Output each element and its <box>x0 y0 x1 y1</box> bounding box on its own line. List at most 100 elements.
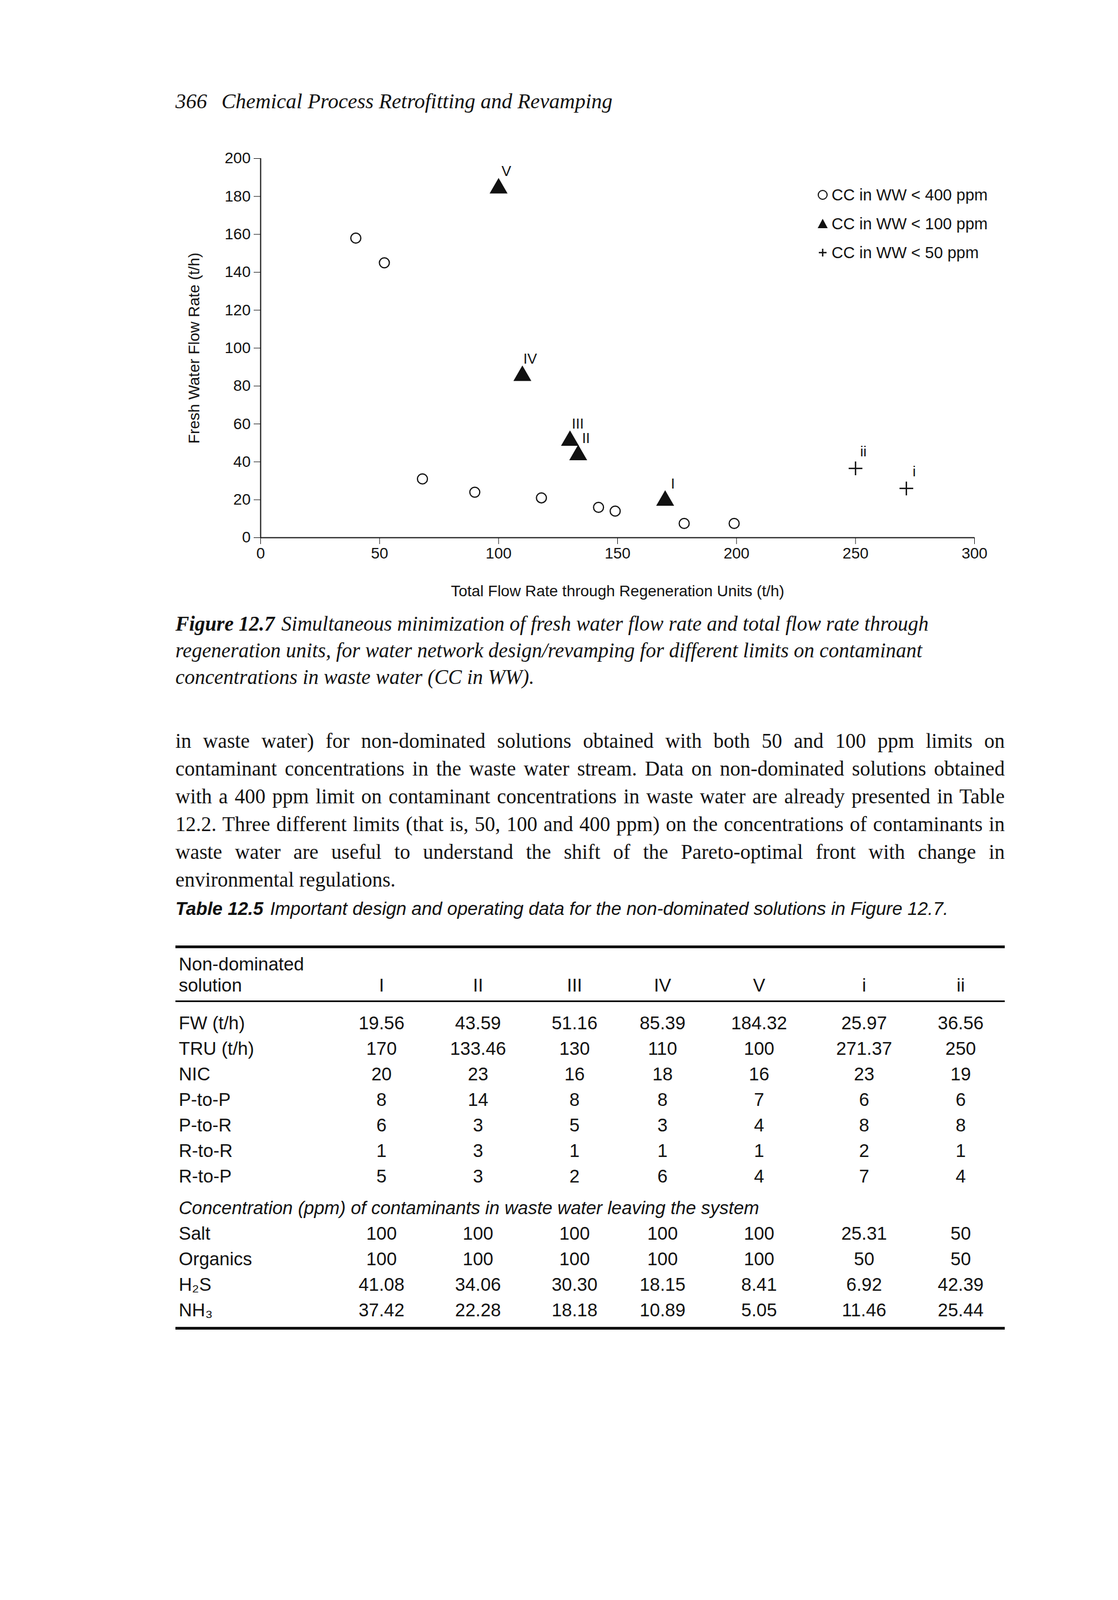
svg-text:i: i <box>912 462 916 480</box>
html-text:R-to-R: R-to-R <box>178 1140 233 1161</box>
svg-text:60: 60 <box>233 415 251 433</box>
svg-text:200: 200 <box>224 149 251 167</box>
html-text:25.44: 25.44 <box>937 1299 984 1321</box>
html-text:in waste water) for non-domina: in waste water) for non-dominated soluti… <box>175 729 1005 891</box>
svg-text:V: V <box>501 162 512 180</box>
html-text:18: 18 <box>652 1063 673 1085</box>
html-text:100: 100 <box>366 1222 397 1244</box>
html-text:100: 100 <box>647 1248 678 1269</box>
html-text:100: 100 <box>559 1222 590 1244</box>
svg-text:0: 0 <box>242 528 251 546</box>
html-text:85.39: 85.39 <box>639 1012 686 1034</box>
html-text:100: 100 <box>743 1248 775 1269</box>
svg-text:100: 100 <box>224 339 251 357</box>
svg-text:IV: IV <box>523 350 538 367</box>
html-text:100: 100 <box>743 1222 775 1244</box>
html-text:22.28: 22.28 <box>455 1299 501 1321</box>
svg-text:Fresh Water Flow Rate (t/h): Fresh Water Flow Rate (t/h) <box>185 252 203 444</box>
svg-text:100: 100 <box>485 544 512 562</box>
svg-text:I: I <box>671 475 676 492</box>
html-text:271.37: 271.37 <box>836 1038 893 1059</box>
html-text:23: 23 <box>853 1063 875 1085</box>
html-text:50: 50 <box>853 1248 875 1269</box>
html-text:5.05: 5.05 <box>741 1299 777 1321</box>
svg-text:200: 200 <box>723 544 750 562</box>
html-text:37.42: 37.42 <box>358 1299 405 1321</box>
html-text:19: 19 <box>950 1063 971 1085</box>
svg-text:250: 250 <box>842 544 869 562</box>
html-text:IV: IV <box>653 974 672 996</box>
html-text:100: 100 <box>559 1248 590 1269</box>
svg-text:120: 120 <box>224 301 251 319</box>
svg-text:Total Flow Rate through Regene: Total Flow Rate through Regeneration Uni… <box>450 582 785 600</box>
svg-text:20: 20 <box>233 490 251 508</box>
html-text:50: 50 <box>950 1222 971 1244</box>
html-text:Concentration (ppm) of contami: Concentration (ppm) of contaminants in w… <box>178 1197 760 1218</box>
html-text:Salt: Salt <box>178 1222 211 1244</box>
html-text:366: 366 <box>175 89 208 113</box>
html-text:FW (t/h): FW (t/h) <box>178 1012 245 1034</box>
html-text:TRU (t/h): TRU (t/h) <box>178 1038 255 1059</box>
html-text:41.08: 41.08 <box>358 1273 405 1295</box>
html-text:184.32: 184.32 <box>731 1012 788 1034</box>
html-text:50: 50 <box>950 1248 971 1269</box>
html-text:16: 16 <box>748 1063 770 1085</box>
html-text:Organics: Organics <box>178 1248 253 1269</box>
html-text:16: 16 <box>564 1063 585 1085</box>
html-text:Figure 12.7 Simultaneous minim: Figure 12.7 Simultaneous minimization of… <box>175 612 929 689</box>
html-text:25.97: 25.97 <box>841 1012 888 1034</box>
svg-text:140: 140 <box>224 263 251 281</box>
html-text:36.56: 36.56 <box>937 1012 984 1034</box>
svg-text:III: III <box>571 415 584 432</box>
html-text:170: 170 <box>366 1038 397 1059</box>
html-text:20: 20 <box>371 1063 392 1085</box>
html-text:100: 100 <box>462 1222 494 1244</box>
svg-text:II: II <box>581 429 590 447</box>
html-text:100: 100 <box>647 1222 678 1244</box>
html-text:III: III <box>566 974 583 996</box>
html-text:133.46: 133.46 <box>450 1038 507 1059</box>
html-text:100: 100 <box>462 1248 494 1269</box>
html-text:42.39: 42.39 <box>937 1273 984 1295</box>
html-text:CC in WW < 100 ppm: CC in WW < 100 ppm <box>831 214 988 233</box>
html-text:250: 250 <box>945 1038 977 1059</box>
html-text:R-to-P: R-to-P <box>178 1165 232 1187</box>
svg-text:40: 40 <box>233 452 251 471</box>
svg-text:180: 180 <box>224 187 251 205</box>
svg-text:ii: ii <box>859 442 867 460</box>
svg-text:50: 50 <box>370 544 389 562</box>
html-text:100: 100 <box>366 1248 397 1269</box>
html-text:H₂S: H₂S <box>178 1273 212 1295</box>
html-text:25.31: 25.31 <box>841 1222 888 1244</box>
html-text:43.59: 43.59 <box>455 1012 501 1034</box>
html-text:NIC: NIC <box>178 1063 211 1085</box>
html-text:100: 100 <box>743 1038 775 1059</box>
html-text:10.89: 10.89 <box>639 1299 686 1321</box>
html-text:Non-dominated solution: Non-dominated solution <box>178 953 304 996</box>
html-text:34.06: 34.06 <box>455 1273 501 1295</box>
svg-text:150: 150 <box>604 544 631 562</box>
html-text:P-to-P: P-to-P <box>178 1089 231 1110</box>
svg-text:80: 80 <box>233 376 251 395</box>
svg-text:160: 160 <box>224 225 251 243</box>
html-text:14: 14 <box>467 1089 489 1110</box>
html-text:18.18: 18.18 <box>551 1299 598 1321</box>
html-text:130: 130 <box>559 1038 590 1059</box>
html-text:NH₃: NH₃ <box>178 1299 213 1321</box>
html-text:110: 110 <box>647 1038 678 1059</box>
html-text:Chemical Process Retrofitting: Chemical Process Retrofitting and Revamp… <box>221 89 613 113</box>
html-text:51.16: 51.16 <box>551 1012 598 1034</box>
html-text:CC in WW < 400 ppm: CC in WW < 400 ppm <box>831 185 988 204</box>
html-text:30.30: 30.30 <box>551 1273 598 1295</box>
html-text:P-to-R: P-to-R <box>178 1114 232 1136</box>
html-text:8.41: 8.41 <box>741 1273 777 1295</box>
html-text:6.92: 6.92 <box>846 1273 882 1295</box>
html-text:Table 12.5 Important design an: Table 12.5 Important design and operatin… <box>175 898 949 919</box>
html-text:23: 23 <box>467 1063 489 1085</box>
html-text:19.56: 19.56 <box>358 1012 405 1034</box>
html-text:CC in WW < 50 ppm: CC in WW < 50 ppm <box>831 243 979 262</box>
svg-text:0: 0 <box>256 544 266 562</box>
html-text:18.15: 18.15 <box>639 1273 686 1295</box>
svg-text:300: 300 <box>961 544 988 562</box>
html-text:11.46: 11.46 <box>841 1299 887 1321</box>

The exercise: Print every item above line for line, unchanged, and leave the pictures out.

Completed task:
Output each element and its <box>x0 y0 x1 y1</box> bounding box on its own line. List at most 100 elements.
svg-text:i: i <box>912 462 916 480</box>
html-text:R-to-R: R-to-R <box>178 1140 233 1161</box>
svg-text:60: 60 <box>233 415 251 433</box>
svg-text:200: 200 <box>224 149 251 167</box>
html-text:25.44: 25.44 <box>937 1299 984 1321</box>
html-text:in waste water) for non-domina: in waste water) for non-dominated soluti… <box>175 729 1005 891</box>
svg-text:V: V <box>501 162 512 180</box>
html-text:18: 18 <box>652 1063 673 1085</box>
html-text:100: 100 <box>366 1222 397 1244</box>
html-text:100: 100 <box>647 1248 678 1269</box>
html-text:100: 100 <box>559 1222 590 1244</box>
svg-text:0: 0 <box>242 528 251 546</box>
html-text:85.39: 85.39 <box>639 1012 686 1034</box>
html-text:100: 100 <box>743 1248 775 1269</box>
svg-text:100: 100 <box>224 339 251 357</box>
svg-text:IV: IV <box>523 350 538 367</box>
html-text:100: 100 <box>743 1222 775 1244</box>
html-text:22.28: 22.28 <box>455 1299 501 1321</box>
svg-text:Fresh Water Flow Rate (t/h): Fresh Water Flow Rate (t/h) <box>185 252 203 444</box>
svg-text:100: 100 <box>485 544 512 562</box>
svg-text:I: I <box>671 475 676 492</box>
html-text:271.37: 271.37 <box>836 1038 893 1059</box>
html-text:23: 23 <box>853 1063 875 1085</box>
html-text:50: 50 <box>853 1248 875 1269</box>
html-text:5.05: 5.05 <box>741 1299 777 1321</box>
svg-text:200: 200 <box>723 544 750 562</box>
html-text:37.42: 37.42 <box>358 1299 405 1321</box>
html-text:19: 19 <box>950 1063 971 1085</box>
svg-text:250: 250 <box>842 544 869 562</box>
html-text:IV: IV <box>653 974 672 996</box>
html-text:100: 100 <box>559 1248 590 1269</box>
svg-text:120: 120 <box>224 301 251 319</box>
svg-text:Total Flow Rate through Regene: Total Flow Rate through Regeneration Uni… <box>450 582 785 600</box>
svg-text:20: 20 <box>233 490 251 508</box>
html-text:50: 50 <box>950 1222 971 1244</box>
html-text:Concentration (ppm) of contami: Concentration (ppm) of contaminants in w… <box>178 1197 760 1218</box>
html-text:Salt: Salt <box>178 1222 211 1244</box>
html-text:366: 366 <box>175 89 208 113</box>
html-text:FW (t/h): FW (t/h) <box>178 1012 245 1034</box>
html-text:TRU (t/h): TRU (t/h) <box>178 1038 255 1059</box>
html-text:41.08: 41.08 <box>358 1273 405 1295</box>
html-text:184.32: 184.32 <box>731 1012 788 1034</box>
html-text:50: 50 <box>950 1248 971 1269</box>
html-text:16: 16 <box>748 1063 770 1085</box>
html-text:Organics: Organics <box>178 1248 253 1269</box>
html-text:16: 16 <box>564 1063 585 1085</box>
html-text:Figure 12.7 Simultaneous minim: Figure 12.7 Simultaneous minimization of… <box>175 612 929 689</box>
html-text:25.97: 25.97 <box>841 1012 888 1034</box>
svg-text:140: 140 <box>224 263 251 281</box>
html-text:36.56: 36.56 <box>937 1012 984 1034</box>
svg-text:III: III <box>571 415 584 432</box>
html-text:170: 170 <box>366 1038 397 1059</box>
html-text:20: 20 <box>371 1063 392 1085</box>
html-text:100: 100 <box>462 1222 494 1244</box>
svg-text:II: II <box>581 429 590 447</box>
html-text:100: 100 <box>647 1222 678 1244</box>
html-text:III: III <box>566 974 583 996</box>
html-text:133.46: 133.46 <box>450 1038 507 1059</box>
html-text:100: 100 <box>462 1248 494 1269</box>
html-text:42.39: 42.39 <box>937 1273 984 1295</box>
html-text:CC in WW < 100 ppm: CC in WW < 100 ppm <box>831 214 988 233</box>
html-text:250: 250 <box>945 1038 977 1059</box>
html-text:R-to-P: R-to-P <box>178 1165 232 1187</box>
svg-text:40: 40 <box>233 452 251 471</box>
svg-text:180: 180 <box>224 187 251 205</box>
svg-text:ii: ii <box>859 442 867 460</box>
svg-text:50: 50 <box>370 544 389 562</box>
html-text:100: 100 <box>366 1248 397 1269</box>
html-text:H₂S: H₂S <box>178 1273 212 1295</box>
html-text:25.31: 25.31 <box>841 1222 888 1244</box>
html-text:43.59: 43.59 <box>455 1012 501 1034</box>
html-text:NIC: NIC <box>178 1063 211 1085</box>
html-text:100: 100 <box>743 1038 775 1059</box>
html-text:10.89: 10.89 <box>639 1299 686 1321</box>
html-text:Non-dominated solution: Non-dominated solution <box>178 953 304 996</box>
html-text:34.06: 34.06 <box>455 1273 501 1295</box>
svg-text:150: 150 <box>604 544 631 562</box>
html-text:P-to-P: P-to-P <box>178 1089 231 1110</box>
svg-text:80: 80 <box>233 376 251 395</box>
svg-text:160: 160 <box>224 225 251 243</box>
html-text:14: 14 <box>467 1089 489 1110</box>
html-text:18.18: 18.18 <box>551 1299 598 1321</box>
html-text:130: 130 <box>559 1038 590 1059</box>
html-text:NH₃: NH₃ <box>178 1299 213 1321</box>
html-text:110: 110 <box>647 1038 678 1059</box>
html-text:Chemical Process Retrofitting: Chemical Process Retrofitting and Revamp… <box>221 89 613 113</box>
html-text:51.16: 51.16 <box>551 1012 598 1034</box>
html-text:CC in WW < 400 ppm: CC in WW < 400 ppm <box>831 185 988 204</box>
html-text:30.30: 30.30 <box>551 1273 598 1295</box>
html-text:P-to-R: P-to-R <box>178 1114 232 1136</box>
html-text:8.41: 8.41 <box>741 1273 777 1295</box>
html-text:6.92: 6.92 <box>846 1273 882 1295</box>
html-text:Table 12.5 Important design an: Table 12.5 Important design and operatin… <box>175 898 949 919</box>
html-text:23: 23 <box>467 1063 489 1085</box>
html-text:19.56: 19.56 <box>358 1012 405 1034</box>
html-text:CC in WW < 50 ppm: CC in WW < 50 ppm <box>831 243 979 262</box>
svg-text:0: 0 <box>256 544 266 562</box>
html-text:18.15: 18.15 <box>639 1273 686 1295</box>
svg-text:300: 300 <box>961 544 988 562</box>
html-text:11.46: 11.46 <box>841 1299 887 1321</box>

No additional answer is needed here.